[start Dataset content]

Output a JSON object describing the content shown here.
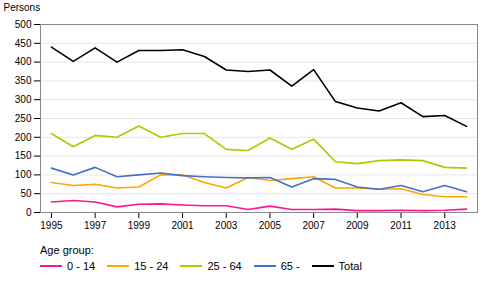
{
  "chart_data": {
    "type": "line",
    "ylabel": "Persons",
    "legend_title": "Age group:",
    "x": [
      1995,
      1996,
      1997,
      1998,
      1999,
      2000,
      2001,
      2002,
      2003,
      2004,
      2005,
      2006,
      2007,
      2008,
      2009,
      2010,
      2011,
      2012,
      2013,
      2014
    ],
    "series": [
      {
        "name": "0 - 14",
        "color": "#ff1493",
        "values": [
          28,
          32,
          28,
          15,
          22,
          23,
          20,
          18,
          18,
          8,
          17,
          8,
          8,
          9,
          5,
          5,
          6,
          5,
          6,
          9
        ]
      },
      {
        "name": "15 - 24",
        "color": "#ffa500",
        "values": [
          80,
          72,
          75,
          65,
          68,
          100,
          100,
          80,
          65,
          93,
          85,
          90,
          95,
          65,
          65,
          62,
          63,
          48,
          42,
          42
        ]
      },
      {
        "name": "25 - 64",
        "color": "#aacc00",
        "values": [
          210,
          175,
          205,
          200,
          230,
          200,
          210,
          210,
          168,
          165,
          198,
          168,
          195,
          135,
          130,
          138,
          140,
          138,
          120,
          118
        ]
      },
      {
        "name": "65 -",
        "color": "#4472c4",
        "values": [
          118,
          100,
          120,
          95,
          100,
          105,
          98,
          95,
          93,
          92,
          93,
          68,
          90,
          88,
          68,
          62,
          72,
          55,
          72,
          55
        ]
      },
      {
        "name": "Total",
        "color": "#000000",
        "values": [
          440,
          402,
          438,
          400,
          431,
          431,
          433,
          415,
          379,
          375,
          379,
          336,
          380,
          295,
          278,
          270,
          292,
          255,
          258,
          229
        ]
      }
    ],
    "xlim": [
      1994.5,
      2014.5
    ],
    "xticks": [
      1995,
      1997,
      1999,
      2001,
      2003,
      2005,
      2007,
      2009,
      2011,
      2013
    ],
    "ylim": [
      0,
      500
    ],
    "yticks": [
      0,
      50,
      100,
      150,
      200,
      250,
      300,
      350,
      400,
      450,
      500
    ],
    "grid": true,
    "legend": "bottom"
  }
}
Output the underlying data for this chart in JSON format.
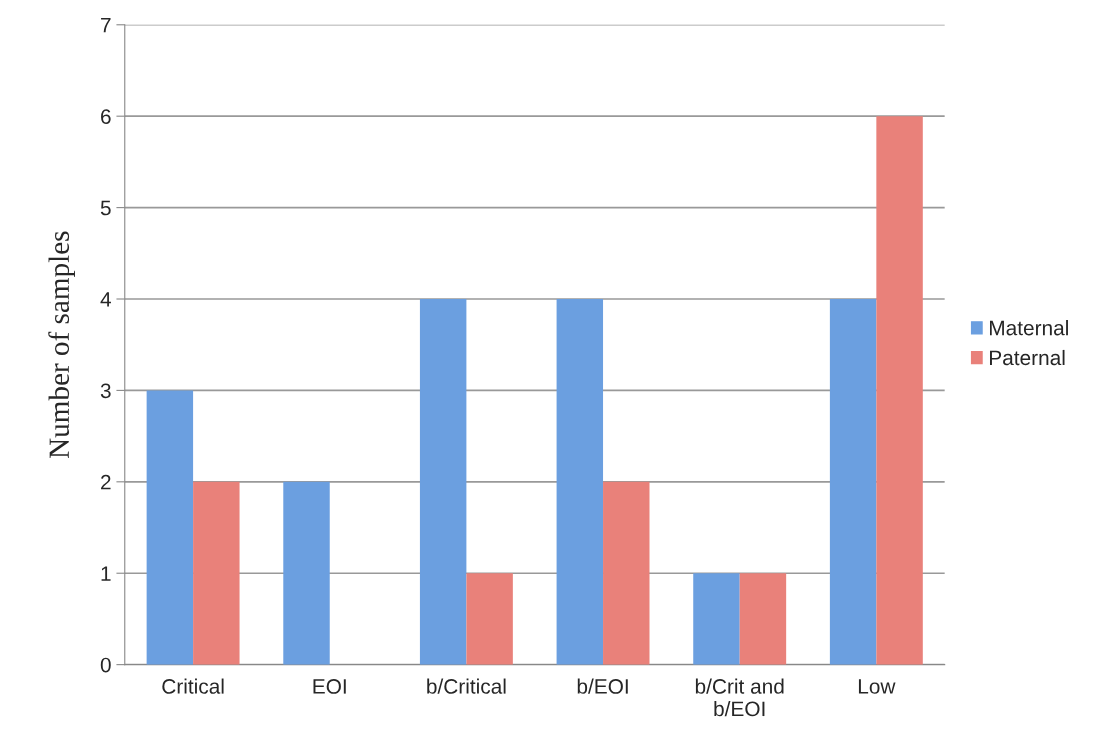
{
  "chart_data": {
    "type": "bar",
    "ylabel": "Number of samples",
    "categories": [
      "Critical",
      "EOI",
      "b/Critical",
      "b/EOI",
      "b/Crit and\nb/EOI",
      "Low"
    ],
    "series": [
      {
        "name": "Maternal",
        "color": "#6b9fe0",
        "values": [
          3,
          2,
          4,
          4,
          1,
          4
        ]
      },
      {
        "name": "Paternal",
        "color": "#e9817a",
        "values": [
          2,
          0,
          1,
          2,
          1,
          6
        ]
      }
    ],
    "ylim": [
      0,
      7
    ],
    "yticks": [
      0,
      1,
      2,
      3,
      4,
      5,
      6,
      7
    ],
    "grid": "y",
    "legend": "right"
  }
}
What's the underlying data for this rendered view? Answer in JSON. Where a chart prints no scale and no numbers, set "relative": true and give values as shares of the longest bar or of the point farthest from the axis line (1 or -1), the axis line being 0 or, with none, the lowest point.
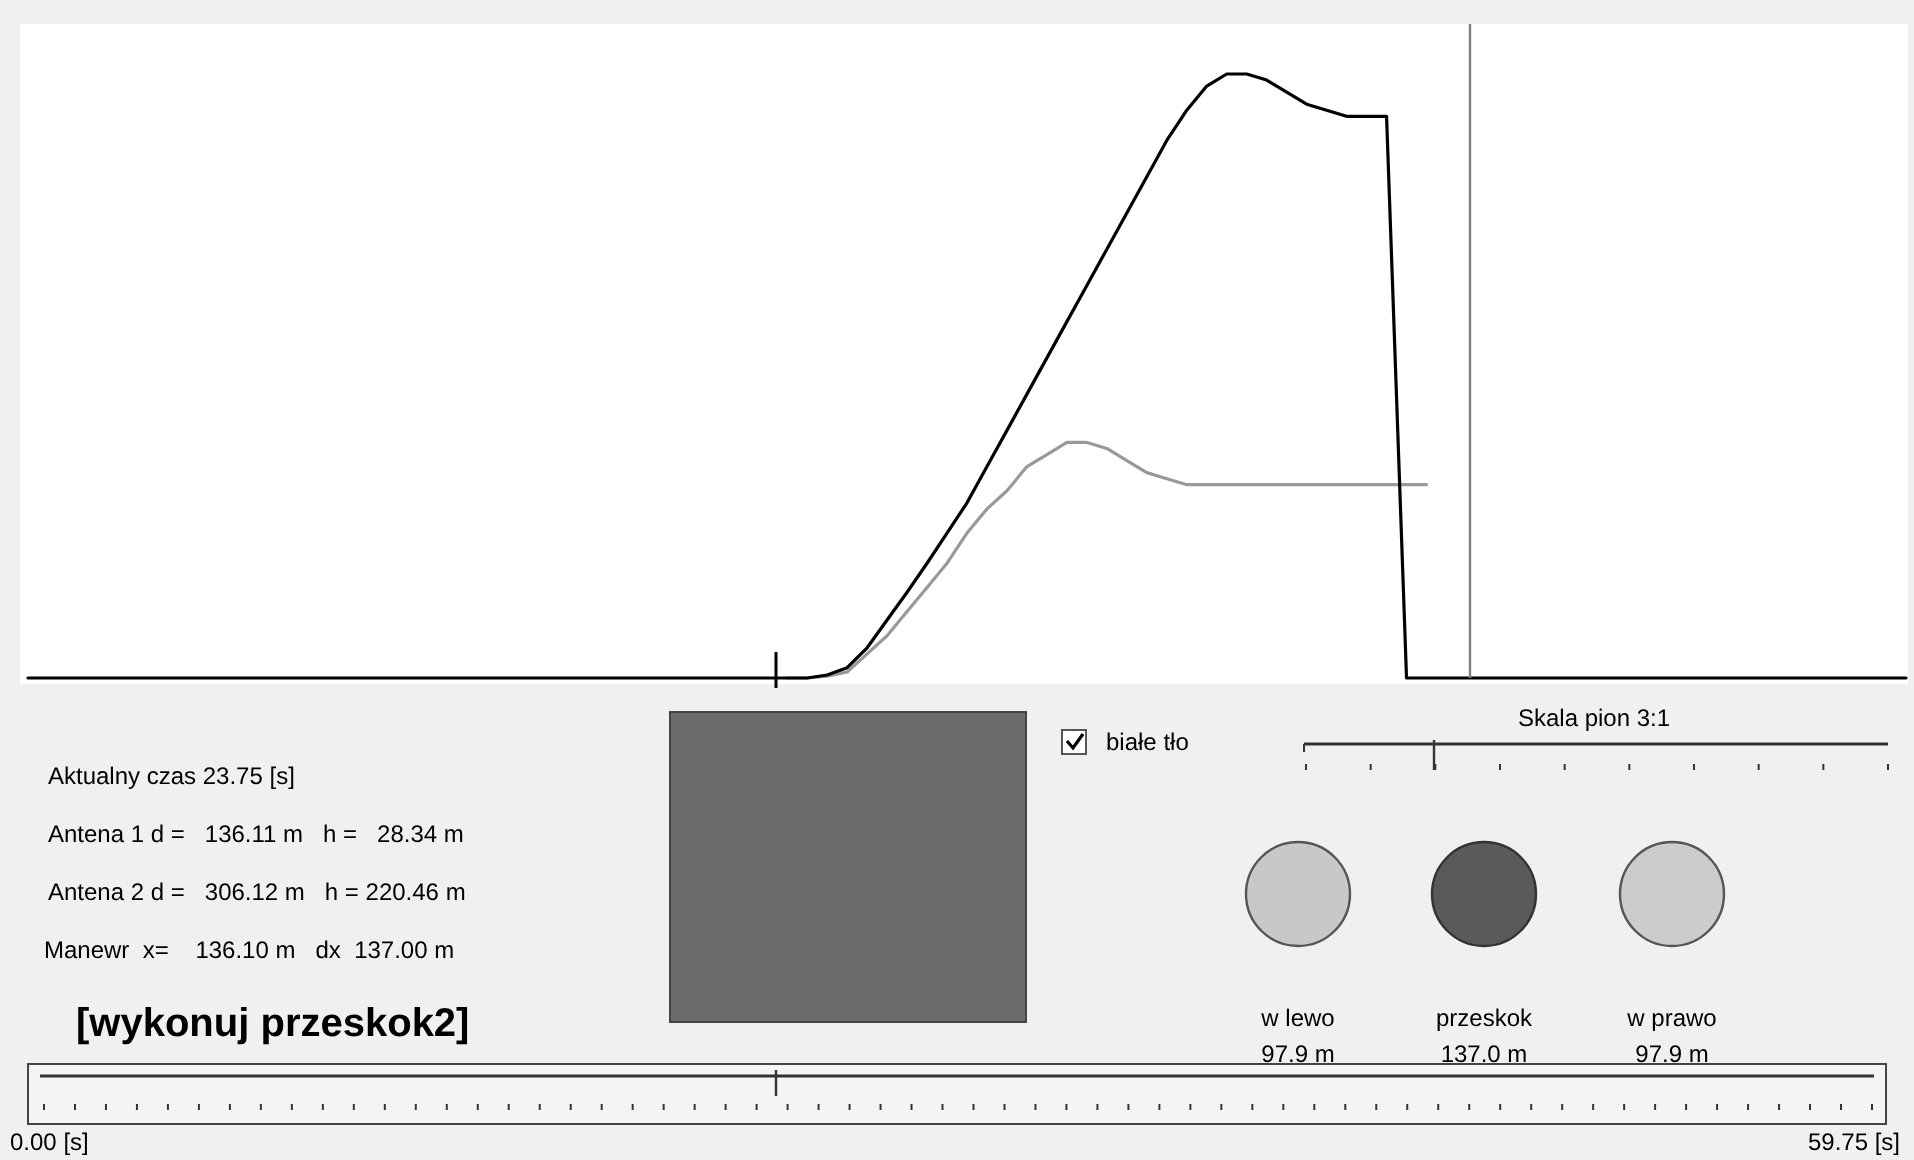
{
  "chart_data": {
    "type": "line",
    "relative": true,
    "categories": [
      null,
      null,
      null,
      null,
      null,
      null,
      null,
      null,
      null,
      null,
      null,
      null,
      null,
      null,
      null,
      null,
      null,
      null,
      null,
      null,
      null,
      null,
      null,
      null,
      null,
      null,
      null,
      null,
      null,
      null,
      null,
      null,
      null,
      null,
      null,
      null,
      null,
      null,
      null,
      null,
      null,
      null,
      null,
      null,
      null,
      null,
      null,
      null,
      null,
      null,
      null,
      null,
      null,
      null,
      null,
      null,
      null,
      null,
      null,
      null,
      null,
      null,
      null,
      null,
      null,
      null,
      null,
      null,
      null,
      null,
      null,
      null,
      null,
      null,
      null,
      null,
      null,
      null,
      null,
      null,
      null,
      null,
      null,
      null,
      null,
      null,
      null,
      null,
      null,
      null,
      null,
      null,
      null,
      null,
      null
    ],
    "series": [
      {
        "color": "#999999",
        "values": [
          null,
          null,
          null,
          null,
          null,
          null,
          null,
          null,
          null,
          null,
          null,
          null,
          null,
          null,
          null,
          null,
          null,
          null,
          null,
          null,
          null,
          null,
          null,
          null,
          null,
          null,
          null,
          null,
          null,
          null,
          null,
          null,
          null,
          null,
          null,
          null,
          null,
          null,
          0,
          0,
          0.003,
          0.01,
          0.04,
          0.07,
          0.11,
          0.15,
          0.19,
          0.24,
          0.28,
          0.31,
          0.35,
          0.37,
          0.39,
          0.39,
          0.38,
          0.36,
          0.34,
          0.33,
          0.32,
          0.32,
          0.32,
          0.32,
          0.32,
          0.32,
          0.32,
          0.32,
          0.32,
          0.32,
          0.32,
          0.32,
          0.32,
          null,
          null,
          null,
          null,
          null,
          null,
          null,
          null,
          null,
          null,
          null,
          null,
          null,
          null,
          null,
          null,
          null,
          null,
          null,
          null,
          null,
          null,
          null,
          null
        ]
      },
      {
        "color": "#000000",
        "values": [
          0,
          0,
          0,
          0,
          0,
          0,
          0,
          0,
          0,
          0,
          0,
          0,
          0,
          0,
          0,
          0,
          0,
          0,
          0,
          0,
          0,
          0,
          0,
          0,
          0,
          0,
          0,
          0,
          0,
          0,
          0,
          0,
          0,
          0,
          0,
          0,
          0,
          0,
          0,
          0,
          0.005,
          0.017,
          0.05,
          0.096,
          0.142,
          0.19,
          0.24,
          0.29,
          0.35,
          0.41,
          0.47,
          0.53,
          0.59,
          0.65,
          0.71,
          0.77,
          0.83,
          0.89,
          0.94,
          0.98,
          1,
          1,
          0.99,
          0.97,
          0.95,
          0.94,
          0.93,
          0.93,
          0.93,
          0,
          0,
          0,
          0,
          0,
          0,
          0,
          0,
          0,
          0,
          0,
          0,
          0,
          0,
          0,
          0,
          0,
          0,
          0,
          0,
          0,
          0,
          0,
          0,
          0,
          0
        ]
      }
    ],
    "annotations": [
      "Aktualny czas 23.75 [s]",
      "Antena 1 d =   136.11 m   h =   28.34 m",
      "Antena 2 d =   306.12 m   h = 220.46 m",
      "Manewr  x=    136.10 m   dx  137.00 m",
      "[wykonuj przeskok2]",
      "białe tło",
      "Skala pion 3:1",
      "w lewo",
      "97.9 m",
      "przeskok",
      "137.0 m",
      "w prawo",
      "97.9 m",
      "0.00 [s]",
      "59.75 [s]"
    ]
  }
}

[end Dataset content]

Given problem: Filter the entries above down to the lines containing the word "this".

Solution:
Output the underlying data for this chart in JSON format.
What's the underlying data for this rendered view? Answer in JSON. Where a chart prints no scale and no numbers, set "relative": true and give values as shares of the longest bar or of the point farthest from the axis line (1 or -1), the axis line being 0 or, with none, the lowest point.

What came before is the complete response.